» **Given request**
Quote the stretch from "Then I'll look" through "pull than gravity." in the essay on a romantic walk.

» **Quoted passage**
Walking You Through My Romantic Walk

Considering I've never taken one, I was wondering how far one's testicles would have to ascend in order to achieve moving from point A to Point B, romantically on foot. I'm sure if I were to experience a romantic walk it would involve a crisp fall morning, with cobalt blue skies rolling in like a Pacific tide crashing gently. The sun would swell over the horizon as the mild air fills with newborn baby joy. Birds would be crooning and rabbits would be procreating openly. A Polaroid perfect setting so lovely (fuck yes I said lovely!) that I will be inspired to write Chuck Norris erotica, but I won't. (I would want to, badly though).

Then I'll look at the crook of my arm (you know, the bending nook between the bicep and forearm muscles) and ask the rhetorical question, "Why the hell would anyone wanna be anywhere else other than in my arm?" If the back of girls' necks were made of metal, the crook of my arm arguably had more magnetic pull than gravity.

» **Data shown**
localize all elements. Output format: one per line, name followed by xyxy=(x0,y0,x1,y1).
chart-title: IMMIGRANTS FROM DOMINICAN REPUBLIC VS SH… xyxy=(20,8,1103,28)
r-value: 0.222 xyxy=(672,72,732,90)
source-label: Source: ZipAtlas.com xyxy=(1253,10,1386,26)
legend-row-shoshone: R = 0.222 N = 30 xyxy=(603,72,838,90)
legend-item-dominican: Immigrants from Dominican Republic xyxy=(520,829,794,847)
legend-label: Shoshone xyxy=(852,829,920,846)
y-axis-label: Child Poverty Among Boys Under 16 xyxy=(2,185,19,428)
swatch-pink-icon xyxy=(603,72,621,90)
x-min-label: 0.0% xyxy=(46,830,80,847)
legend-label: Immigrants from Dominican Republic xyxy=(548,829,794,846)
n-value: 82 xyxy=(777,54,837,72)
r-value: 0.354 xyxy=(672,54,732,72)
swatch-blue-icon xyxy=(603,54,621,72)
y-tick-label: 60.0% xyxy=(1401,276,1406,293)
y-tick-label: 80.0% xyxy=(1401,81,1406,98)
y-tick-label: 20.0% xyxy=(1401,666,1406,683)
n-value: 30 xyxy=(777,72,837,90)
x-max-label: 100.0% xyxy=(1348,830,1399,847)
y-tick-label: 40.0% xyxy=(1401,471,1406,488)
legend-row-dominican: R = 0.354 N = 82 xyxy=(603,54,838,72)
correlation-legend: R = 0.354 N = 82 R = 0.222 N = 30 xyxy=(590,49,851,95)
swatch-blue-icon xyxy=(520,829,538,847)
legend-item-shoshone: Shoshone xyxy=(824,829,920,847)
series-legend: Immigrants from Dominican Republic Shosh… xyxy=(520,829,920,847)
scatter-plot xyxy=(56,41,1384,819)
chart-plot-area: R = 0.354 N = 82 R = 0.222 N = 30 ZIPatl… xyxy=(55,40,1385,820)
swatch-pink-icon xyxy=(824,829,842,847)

» **Correct answer**
Then I'll look at the crook of my arm (you know, the bending nook between the bicep and forearm muscles) and ask the rhetorical question, "Why the hell would anyone wanna be anywhere else other than in my arm?" If the back of girls' necks were made of metal, the crook of my arm arguably had more magnetic pull than gravity.